------ Supplied records
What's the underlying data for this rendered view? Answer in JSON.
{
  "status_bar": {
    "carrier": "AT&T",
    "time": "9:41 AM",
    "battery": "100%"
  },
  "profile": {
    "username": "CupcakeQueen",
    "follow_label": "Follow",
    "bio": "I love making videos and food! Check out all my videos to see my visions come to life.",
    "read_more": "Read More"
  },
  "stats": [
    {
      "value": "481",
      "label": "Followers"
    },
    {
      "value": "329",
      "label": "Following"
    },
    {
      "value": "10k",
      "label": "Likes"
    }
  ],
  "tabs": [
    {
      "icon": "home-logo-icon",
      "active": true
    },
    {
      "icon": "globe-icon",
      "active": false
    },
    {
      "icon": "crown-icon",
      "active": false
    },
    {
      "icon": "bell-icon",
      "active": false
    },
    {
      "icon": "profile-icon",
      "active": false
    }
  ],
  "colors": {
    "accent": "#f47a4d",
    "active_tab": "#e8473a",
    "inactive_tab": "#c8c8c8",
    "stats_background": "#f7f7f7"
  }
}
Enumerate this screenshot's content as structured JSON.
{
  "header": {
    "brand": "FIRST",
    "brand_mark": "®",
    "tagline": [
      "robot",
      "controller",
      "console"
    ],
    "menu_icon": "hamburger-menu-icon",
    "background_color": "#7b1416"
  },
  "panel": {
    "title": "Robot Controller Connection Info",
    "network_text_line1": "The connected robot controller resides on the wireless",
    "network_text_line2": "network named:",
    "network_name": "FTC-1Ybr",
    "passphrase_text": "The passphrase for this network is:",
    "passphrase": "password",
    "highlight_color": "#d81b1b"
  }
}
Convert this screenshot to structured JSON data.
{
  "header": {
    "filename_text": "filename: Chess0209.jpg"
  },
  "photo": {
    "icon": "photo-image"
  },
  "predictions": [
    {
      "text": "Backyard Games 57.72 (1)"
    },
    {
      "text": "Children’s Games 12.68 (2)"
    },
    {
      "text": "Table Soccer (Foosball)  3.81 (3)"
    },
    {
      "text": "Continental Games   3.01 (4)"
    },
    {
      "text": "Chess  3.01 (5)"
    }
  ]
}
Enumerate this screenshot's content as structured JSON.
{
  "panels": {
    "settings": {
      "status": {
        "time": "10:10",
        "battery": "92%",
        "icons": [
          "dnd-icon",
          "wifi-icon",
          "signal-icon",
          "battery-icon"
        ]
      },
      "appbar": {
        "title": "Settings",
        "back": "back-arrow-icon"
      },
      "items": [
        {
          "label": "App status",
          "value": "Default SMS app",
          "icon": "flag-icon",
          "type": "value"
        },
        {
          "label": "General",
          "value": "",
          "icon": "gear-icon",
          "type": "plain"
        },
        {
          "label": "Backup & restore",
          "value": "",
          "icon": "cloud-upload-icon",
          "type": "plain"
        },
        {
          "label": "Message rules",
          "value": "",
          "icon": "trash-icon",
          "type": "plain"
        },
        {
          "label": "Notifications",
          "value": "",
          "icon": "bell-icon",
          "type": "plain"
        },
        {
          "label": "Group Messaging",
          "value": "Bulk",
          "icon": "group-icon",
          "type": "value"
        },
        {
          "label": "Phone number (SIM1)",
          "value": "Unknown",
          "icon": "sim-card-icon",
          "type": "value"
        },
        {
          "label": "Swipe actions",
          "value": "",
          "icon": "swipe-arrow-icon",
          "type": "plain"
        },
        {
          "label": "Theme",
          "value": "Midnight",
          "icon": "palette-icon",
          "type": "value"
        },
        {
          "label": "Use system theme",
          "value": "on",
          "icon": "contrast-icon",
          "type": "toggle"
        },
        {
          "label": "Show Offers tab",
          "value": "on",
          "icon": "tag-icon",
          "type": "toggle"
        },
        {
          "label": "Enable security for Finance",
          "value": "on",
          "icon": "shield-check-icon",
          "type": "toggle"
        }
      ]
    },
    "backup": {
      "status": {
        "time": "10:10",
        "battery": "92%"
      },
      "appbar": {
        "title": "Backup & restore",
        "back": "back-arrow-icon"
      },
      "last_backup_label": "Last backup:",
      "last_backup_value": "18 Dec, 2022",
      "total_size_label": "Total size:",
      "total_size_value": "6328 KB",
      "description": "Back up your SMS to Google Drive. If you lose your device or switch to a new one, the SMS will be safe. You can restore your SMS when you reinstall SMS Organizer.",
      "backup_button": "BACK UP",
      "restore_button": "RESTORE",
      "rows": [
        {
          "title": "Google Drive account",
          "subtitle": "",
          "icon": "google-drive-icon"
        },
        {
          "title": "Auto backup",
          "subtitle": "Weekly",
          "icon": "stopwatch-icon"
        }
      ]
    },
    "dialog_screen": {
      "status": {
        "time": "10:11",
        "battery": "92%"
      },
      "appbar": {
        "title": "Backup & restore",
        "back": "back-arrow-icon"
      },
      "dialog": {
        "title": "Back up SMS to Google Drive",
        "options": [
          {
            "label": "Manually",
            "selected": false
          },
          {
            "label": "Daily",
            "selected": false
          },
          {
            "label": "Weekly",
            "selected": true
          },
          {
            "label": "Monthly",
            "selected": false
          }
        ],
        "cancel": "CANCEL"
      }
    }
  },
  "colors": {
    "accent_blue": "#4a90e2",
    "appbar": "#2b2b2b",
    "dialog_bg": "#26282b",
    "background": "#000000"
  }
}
------------
* _Task details_: All of the data shown above must be copied exactly.

* _Response to this exercise_:
What's the underlying data for this rendered view? Answer in JSON.
{
  "status_bar": {
    "carrier": "AT&T",
    "time": "9:41 AM",
    "battery": "100%"
  },
  "profile": {
    "username": "CupcakeQueen",
    "follow_label": "Follow",
    "bio": "I love making videos and food! Check out all my videos to see my visions come to life.",
    "read_more": "Read More"
  },
  "stats": [
    {
      "value": "481",
      "label": "Followers"
    },
    {
      "value": "329",
      "label": "Following"
    },
    {
      "value": "10k",
      "label": "Likes"
    }
  ],
  "tabs": [
    {
      "icon": "home-logo-icon",
      "active": true
    },
    {
      "icon": "globe-icon",
      "active": false
    },
    {
      "icon": "crown-icon",
      "active": false
    },
    {
      "icon": "bell-icon",
      "active": false
    },
    {
      "icon": "profile-icon",
      "active": false
    }
  ],
  "colors": {
    "accent": "#f47a4d",
    "active_tab": "#e8473a",
    "inactive_tab": "#c8c8c8",
    "stats_background": "#f7f7f7"
  }
}
Enumerate this screenshot's content as structured JSON.
{
  "header": {
    "brand": "FIRST",
    "brand_mark": "®",
    "tagline": [
      "robot",
      "controller",
      "console"
    ],
    "menu_icon": "hamburger-menu-icon",
    "background_color": "#7b1416"
  },
  "panel": {
    "title": "Robot Controller Connection Info",
    "network_text_line1": "The connected robot controller resides on the wireless",
    "network_text_line2": "network named:",
    "network_name": "FTC-1Ybr",
    "passphrase_text": "The passphrase for this network is:",
    "passphrase": "password",
    "highlight_color": "#d81b1b"
  }
}
Convert this screenshot to structured JSON data.
{
  "header": {
    "filename_text": "filename: Chess0209.jpg"
  },
  "photo": {
    "icon": "photo-image"
  },
  "predictions": [
    {
      "text": "Backyard Games 57.72 (1)"
    },
    {
      "text": "Children’s Games 12.68 (2)"
    },
    {
      "text": "Table Soccer (Foosball)  3.81 (3)"
    },
    {
      "text": "Continental Games   3.01 (4)"
    },
    {
      "text": "Chess  3.01 (5)"
    }
  ]
}
Enumerate this screenshot's content as structured JSON.
{
  "panels": {
    "settings": {
      "status": {
        "time": "10:10",
        "battery": "92%",
        "icons": [
          "dnd-icon",
          "wifi-icon",
          "signal-icon",
          "battery-icon"
        ]
      },
      "appbar": {
        "title": "Settings",
        "back": "back-arrow-icon"
      },
      "items": [
        {
          "label": "App status",
          "value": "Default SMS app",
          "icon": "flag-icon",
          "type": "value"
        },
        {
          "label": "General",
          "value": "",
          "icon": "gear-icon",
          "type": "plain"
        },
        {
          "label": "Backup & restore",
          "value": "",
          "icon": "cloud-upload-icon",
          "type": "plain"
        },
        {
          "label": "Message rules",
          "value": "",
          "icon": "trash-icon",
          "type": "plain"
        },
        {
          "label": "Notifications",
          "value": "",
          "icon": "bell-icon",
          "type": "plain"
        },
        {
          "label": "Group Messaging",
          "value": "Bulk",
          "icon": "group-icon",
          "type": "value"
        },
        {
          "label": "Phone number (SIM1)",
          "value": "Unknown",
          "icon": "sim-card-icon",
          "type": "value"
        },
        {
          "label": "Swipe actions",
          "value": "",
          "icon": "swipe-arrow-icon",
          "type": "plain"
        },
        {
          "label": "Theme",
          "value": "Midnight",
          "icon": "palette-icon",
          "type": "value"
        },
        {
          "label": "Use system theme",
          "value": "on",
          "icon": "contrast-icon",
          "type": "toggle"
        },
        {
          "label": "Show Offers tab",
          "value": "on",
          "icon": "tag-icon",
          "type": "toggle"
        },
        {
          "label": "Enable security for Finance",
          "value": "on",
          "icon": "shield-check-icon",
          "type": "toggle"
        }
      ]
    },
    "backup": {
      "status": {
        "time": "10:10",
        "battery": "92%"
      },
      "appbar": {
        "title": "Backup & restore",
        "back": "back-arrow-icon"
      },
      "last_backup_label": "Last backup:",
      "last_backup_value": "18 Dec, 2022",
      "total_size_label": "Total size:",
      "total_size_value": "6328 KB",
      "description": "Back up your SMS to Google Drive. If you lose your device or switch to a new one, the SMS will be safe. You can restore your SMS when you reinstall SMS Organizer.",
      "backup_button": "BACK UP",
      "restore_button": "RESTORE",
      "rows": [
        {
          "title": "Google Drive account",
          "subtitle": "",
          "icon": "google-drive-icon"
        },
        {
          "title": "Auto backup",
          "subtitle": "Weekly",
          "icon": "stopwatch-icon"
        }
      ]
    },
    "dialog_screen": {
      "status": {
        "time": "10:11",
        "battery": "92%"
      },
      "appbar": {
        "title": "Backup & restore",
        "back": "back-arrow-icon"
      },
      "dialog": {
        "title": "Back up SMS to Google Drive",
        "options": [
          {
            "label": "Manually",
            "selected": false
          },
          {
            "label": "Daily",
            "selected": false
          },
          {
            "label": "Weekly",
            "selected": true
          },
          {
            "label": "Monthly",
            "selected": false
          }
        ],
        "cancel": "CANCEL"
      }
    }
  },
  "colors": {
    "accent_blue": "#4a90e2",
    "appbar": "#2b2b2b",
    "dialog_bg": "#26282b",
    "background": "#000000"
  }
}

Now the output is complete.